[Start of SUPPLIED ENTRIES]

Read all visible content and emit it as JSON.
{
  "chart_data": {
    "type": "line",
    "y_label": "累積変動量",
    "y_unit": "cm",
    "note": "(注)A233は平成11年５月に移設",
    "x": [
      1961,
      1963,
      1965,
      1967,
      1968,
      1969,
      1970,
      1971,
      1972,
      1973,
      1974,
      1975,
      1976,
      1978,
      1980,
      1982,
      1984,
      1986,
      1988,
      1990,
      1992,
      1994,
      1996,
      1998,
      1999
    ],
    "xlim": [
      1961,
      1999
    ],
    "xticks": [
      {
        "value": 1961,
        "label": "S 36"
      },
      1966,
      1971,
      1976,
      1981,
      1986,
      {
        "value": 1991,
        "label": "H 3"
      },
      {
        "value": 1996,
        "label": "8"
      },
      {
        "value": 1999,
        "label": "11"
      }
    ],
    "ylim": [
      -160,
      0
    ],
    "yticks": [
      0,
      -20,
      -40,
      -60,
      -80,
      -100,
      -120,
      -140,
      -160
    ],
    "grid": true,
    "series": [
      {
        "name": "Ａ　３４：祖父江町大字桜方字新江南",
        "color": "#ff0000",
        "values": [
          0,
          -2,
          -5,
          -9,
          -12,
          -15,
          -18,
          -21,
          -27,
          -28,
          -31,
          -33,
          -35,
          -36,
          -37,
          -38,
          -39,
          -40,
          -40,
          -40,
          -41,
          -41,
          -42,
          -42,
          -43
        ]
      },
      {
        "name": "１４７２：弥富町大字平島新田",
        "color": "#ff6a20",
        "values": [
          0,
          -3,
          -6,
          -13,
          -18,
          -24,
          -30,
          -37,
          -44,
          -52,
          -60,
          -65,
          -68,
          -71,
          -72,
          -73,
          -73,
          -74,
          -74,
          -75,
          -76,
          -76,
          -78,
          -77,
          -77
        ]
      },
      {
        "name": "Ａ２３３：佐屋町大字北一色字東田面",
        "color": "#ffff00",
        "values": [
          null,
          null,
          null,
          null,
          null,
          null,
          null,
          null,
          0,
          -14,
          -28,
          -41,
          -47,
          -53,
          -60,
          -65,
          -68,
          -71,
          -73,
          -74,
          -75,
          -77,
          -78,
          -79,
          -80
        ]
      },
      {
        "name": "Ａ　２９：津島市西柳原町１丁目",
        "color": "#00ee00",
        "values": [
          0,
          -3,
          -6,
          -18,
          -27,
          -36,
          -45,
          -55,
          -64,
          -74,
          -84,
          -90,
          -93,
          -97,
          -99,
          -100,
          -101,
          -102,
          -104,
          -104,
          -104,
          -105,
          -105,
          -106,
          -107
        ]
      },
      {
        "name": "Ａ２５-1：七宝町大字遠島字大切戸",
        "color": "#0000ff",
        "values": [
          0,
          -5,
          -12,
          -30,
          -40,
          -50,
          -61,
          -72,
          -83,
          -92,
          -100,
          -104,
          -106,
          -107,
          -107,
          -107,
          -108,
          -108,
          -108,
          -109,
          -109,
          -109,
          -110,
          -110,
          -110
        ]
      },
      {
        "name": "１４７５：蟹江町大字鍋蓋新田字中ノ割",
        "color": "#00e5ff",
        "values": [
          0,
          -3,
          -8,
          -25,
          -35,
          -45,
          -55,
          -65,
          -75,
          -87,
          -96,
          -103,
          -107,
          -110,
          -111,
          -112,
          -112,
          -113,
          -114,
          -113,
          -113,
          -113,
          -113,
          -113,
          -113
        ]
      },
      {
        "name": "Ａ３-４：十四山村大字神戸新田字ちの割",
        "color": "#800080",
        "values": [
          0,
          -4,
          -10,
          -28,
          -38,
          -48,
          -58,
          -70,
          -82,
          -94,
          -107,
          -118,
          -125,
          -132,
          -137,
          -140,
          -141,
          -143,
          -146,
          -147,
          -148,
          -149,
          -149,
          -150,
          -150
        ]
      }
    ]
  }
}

[End of SUPPLIED ENTRIES]

State how many lines of the data include the word "name", with nothing else.

● CORRECT RESULT:
7